AIM OF THE TASK
Collect every line that includes the string "Conditional".

· · · · ·

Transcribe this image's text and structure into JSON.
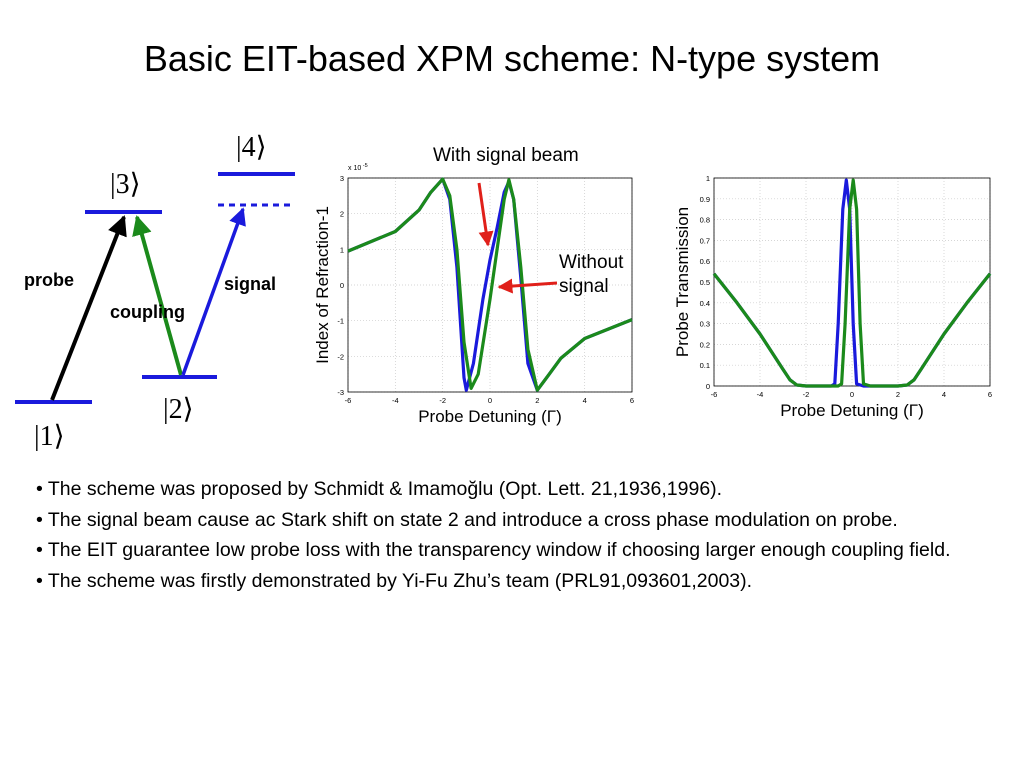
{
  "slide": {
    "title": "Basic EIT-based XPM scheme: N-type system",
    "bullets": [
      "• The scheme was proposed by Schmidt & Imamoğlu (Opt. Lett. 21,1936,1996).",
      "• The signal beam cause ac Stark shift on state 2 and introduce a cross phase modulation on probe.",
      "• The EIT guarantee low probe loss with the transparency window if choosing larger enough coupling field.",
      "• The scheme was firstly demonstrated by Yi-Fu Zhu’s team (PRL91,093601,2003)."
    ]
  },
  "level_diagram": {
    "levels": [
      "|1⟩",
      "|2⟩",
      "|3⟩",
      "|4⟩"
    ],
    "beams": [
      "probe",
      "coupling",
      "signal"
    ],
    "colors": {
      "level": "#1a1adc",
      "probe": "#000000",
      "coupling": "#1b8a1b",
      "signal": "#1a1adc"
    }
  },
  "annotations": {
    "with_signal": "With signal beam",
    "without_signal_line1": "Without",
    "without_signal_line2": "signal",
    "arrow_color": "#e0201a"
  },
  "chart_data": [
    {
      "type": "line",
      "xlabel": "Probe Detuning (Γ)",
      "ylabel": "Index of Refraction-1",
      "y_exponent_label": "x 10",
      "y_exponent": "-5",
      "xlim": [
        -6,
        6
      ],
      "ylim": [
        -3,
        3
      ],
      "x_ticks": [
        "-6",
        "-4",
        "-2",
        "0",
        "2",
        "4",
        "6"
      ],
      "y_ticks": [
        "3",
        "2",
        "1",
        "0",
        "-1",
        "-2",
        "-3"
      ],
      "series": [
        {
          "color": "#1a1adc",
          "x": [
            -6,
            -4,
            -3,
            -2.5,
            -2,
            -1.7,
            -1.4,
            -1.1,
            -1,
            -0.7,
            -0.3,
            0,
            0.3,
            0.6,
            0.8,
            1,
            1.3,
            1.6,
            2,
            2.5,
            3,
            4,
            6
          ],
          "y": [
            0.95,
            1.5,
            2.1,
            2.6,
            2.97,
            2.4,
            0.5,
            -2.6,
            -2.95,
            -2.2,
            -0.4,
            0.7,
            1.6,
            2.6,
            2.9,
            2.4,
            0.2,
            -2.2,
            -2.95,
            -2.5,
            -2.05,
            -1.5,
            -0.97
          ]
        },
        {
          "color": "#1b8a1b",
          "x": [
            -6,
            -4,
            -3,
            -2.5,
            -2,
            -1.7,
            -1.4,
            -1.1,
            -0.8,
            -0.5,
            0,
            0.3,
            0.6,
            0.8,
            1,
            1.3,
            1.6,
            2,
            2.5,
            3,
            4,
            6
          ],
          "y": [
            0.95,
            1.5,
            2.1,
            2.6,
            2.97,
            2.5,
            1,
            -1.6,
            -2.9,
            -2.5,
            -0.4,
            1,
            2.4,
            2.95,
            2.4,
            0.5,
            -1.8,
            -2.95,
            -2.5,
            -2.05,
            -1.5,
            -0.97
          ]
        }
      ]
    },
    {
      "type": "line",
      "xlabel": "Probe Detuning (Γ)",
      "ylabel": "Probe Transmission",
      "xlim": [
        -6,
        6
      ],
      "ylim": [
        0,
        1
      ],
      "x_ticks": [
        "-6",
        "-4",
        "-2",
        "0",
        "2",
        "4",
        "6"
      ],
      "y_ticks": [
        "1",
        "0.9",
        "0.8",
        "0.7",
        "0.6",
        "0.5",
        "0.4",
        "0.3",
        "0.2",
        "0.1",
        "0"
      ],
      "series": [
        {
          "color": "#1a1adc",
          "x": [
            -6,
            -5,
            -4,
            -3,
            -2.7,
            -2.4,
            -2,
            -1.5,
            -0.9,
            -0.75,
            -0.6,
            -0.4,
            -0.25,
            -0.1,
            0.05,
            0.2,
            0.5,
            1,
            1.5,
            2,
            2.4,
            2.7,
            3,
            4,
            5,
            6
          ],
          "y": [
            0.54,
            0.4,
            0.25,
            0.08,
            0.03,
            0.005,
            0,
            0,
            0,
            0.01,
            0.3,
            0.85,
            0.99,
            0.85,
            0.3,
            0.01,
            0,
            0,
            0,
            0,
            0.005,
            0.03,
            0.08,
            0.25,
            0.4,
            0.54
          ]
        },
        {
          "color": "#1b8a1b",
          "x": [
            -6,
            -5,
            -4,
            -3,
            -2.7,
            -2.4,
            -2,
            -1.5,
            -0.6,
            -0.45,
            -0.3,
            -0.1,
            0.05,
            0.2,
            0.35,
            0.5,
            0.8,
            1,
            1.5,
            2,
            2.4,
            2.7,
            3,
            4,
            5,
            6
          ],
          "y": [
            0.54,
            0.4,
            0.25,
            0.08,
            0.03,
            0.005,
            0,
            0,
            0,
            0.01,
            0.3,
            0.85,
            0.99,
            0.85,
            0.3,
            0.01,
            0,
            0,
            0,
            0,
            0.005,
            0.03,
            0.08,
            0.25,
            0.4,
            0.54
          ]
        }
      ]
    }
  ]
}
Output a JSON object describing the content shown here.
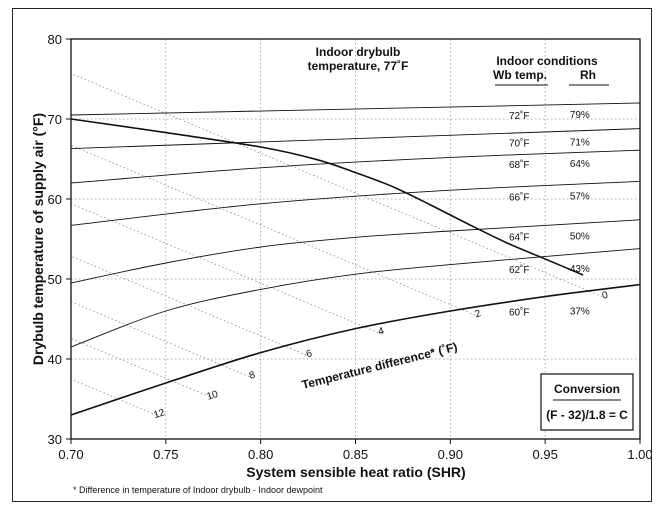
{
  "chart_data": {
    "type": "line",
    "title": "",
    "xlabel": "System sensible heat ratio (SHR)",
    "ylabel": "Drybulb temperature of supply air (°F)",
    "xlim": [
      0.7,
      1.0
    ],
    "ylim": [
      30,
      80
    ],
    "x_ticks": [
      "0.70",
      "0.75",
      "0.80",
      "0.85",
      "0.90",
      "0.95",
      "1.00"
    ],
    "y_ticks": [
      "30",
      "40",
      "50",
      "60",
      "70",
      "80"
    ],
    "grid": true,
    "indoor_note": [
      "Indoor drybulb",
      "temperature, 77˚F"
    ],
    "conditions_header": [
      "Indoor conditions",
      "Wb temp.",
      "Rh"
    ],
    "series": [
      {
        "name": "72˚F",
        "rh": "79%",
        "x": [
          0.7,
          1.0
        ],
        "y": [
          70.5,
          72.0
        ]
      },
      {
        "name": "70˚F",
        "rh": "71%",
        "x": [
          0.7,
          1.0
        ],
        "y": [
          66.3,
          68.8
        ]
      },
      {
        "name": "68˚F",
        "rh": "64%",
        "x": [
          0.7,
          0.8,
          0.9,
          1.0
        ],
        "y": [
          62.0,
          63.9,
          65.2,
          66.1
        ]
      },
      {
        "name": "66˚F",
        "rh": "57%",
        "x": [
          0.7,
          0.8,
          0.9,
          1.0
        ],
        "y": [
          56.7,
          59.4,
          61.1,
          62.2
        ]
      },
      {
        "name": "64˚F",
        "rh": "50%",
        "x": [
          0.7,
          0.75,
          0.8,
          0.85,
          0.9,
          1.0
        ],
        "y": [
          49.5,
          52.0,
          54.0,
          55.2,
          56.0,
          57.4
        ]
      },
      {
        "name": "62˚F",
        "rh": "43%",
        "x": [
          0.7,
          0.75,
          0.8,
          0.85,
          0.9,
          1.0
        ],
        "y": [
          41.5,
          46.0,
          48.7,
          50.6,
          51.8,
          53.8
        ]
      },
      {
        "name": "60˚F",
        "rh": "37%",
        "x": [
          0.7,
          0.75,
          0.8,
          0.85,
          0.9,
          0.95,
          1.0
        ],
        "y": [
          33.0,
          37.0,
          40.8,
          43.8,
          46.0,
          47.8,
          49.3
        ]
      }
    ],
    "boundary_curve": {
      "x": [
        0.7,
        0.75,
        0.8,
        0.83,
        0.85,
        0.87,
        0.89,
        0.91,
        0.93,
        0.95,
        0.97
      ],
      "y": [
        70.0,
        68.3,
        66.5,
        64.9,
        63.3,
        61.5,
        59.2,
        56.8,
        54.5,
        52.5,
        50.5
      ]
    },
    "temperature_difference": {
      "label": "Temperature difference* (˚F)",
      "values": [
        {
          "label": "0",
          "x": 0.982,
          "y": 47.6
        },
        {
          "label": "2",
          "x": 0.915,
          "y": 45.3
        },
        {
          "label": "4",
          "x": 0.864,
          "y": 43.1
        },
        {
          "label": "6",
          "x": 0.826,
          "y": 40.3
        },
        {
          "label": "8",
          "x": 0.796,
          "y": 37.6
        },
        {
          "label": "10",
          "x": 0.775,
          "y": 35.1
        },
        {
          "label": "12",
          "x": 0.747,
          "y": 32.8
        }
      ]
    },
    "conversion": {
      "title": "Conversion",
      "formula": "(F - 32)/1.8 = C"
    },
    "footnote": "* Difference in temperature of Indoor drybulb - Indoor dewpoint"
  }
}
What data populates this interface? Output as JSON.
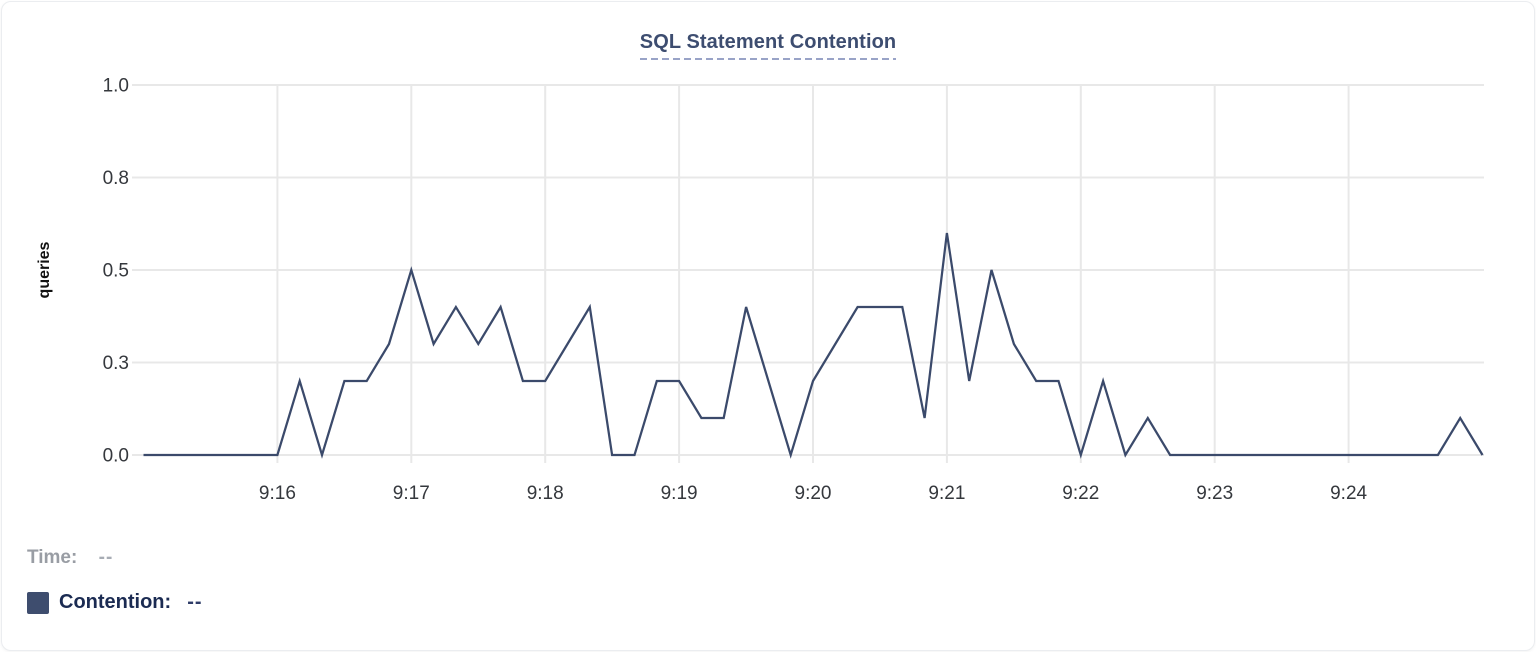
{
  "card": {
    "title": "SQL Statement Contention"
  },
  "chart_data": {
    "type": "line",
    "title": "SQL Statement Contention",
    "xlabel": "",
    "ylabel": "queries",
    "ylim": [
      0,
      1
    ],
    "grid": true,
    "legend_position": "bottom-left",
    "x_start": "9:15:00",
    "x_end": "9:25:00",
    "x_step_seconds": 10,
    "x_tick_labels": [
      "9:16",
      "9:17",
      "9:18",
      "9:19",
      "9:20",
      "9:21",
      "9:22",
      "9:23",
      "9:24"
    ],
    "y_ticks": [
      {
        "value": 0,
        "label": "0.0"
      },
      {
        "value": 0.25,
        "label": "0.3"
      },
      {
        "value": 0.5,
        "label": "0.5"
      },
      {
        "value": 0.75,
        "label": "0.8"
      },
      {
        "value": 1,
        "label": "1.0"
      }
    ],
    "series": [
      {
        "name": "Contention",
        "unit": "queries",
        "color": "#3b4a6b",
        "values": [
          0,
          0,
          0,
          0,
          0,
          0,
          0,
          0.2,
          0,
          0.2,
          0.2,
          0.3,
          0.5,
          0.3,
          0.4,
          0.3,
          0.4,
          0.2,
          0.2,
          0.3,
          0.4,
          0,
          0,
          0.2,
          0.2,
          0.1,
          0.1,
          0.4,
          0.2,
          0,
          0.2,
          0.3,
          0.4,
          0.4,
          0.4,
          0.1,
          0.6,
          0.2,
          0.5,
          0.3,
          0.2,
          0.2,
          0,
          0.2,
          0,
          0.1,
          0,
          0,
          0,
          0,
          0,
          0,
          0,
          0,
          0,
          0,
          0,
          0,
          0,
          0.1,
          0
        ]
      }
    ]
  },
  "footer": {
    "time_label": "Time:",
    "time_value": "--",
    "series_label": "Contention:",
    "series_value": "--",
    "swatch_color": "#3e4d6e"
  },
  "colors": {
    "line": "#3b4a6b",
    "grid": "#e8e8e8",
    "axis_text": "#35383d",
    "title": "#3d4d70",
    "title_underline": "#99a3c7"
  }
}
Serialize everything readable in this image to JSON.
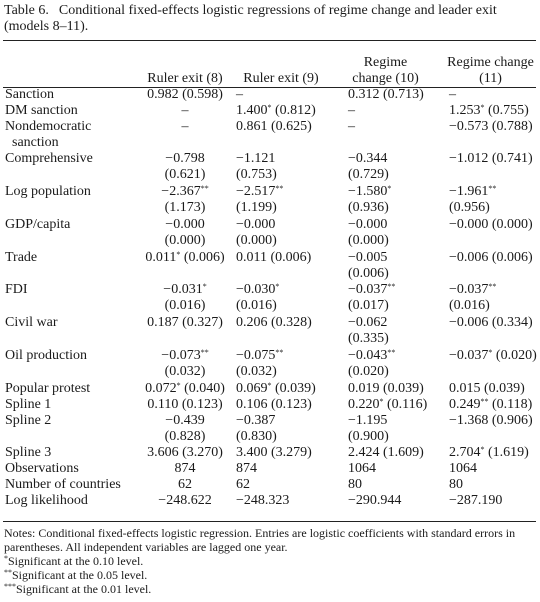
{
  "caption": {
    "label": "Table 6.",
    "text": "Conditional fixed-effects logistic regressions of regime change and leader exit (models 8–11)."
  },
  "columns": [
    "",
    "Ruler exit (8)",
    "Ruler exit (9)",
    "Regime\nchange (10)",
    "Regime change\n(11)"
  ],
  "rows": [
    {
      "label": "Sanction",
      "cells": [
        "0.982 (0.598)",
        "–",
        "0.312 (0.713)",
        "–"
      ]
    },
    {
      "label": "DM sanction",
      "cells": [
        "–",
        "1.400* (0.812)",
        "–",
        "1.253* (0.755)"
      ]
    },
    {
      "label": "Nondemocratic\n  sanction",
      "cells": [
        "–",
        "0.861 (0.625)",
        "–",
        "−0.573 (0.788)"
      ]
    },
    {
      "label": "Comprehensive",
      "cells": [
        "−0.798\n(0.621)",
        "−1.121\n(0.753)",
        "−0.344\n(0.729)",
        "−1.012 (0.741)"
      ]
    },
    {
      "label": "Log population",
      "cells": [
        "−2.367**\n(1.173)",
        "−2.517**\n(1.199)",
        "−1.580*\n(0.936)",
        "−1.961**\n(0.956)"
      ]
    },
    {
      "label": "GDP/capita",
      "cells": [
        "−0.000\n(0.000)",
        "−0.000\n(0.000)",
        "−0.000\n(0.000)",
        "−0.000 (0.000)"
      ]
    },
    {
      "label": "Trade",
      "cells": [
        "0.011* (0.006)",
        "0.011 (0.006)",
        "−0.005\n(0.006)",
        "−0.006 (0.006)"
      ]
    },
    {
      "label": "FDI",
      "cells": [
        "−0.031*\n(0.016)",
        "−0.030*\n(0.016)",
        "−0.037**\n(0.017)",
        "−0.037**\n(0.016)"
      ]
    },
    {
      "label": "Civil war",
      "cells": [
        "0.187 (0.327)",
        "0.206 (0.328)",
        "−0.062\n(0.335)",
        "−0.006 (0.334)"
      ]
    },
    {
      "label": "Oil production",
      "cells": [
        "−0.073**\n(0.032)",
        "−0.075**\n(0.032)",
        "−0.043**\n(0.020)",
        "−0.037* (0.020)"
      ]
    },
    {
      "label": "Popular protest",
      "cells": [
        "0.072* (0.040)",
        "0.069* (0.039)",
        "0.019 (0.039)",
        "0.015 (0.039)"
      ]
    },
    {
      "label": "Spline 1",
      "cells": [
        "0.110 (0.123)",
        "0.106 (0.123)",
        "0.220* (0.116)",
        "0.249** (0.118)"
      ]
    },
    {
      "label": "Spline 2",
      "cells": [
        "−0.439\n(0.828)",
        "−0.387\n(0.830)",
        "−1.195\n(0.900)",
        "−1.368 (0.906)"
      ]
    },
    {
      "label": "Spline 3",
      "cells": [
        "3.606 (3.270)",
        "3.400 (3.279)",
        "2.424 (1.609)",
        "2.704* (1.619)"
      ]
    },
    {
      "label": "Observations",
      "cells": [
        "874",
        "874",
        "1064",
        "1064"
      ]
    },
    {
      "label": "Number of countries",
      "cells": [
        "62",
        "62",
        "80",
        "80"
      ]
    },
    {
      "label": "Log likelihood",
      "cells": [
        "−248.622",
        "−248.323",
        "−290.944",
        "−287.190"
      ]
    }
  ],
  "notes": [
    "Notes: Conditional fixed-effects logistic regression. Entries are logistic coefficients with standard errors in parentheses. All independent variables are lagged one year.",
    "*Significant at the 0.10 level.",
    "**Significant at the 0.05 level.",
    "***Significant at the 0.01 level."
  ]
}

· · · · ·

EXERCISE RESULT
    "text": "Conditional fixed-effects logistic regressions of regime change and leader exit (models 8–11)."
    "Notes: Conditional fixed-effects logistic regression. Entries are logistic coefficients with standard errors in parentheses. All independent variables are lagged one year.",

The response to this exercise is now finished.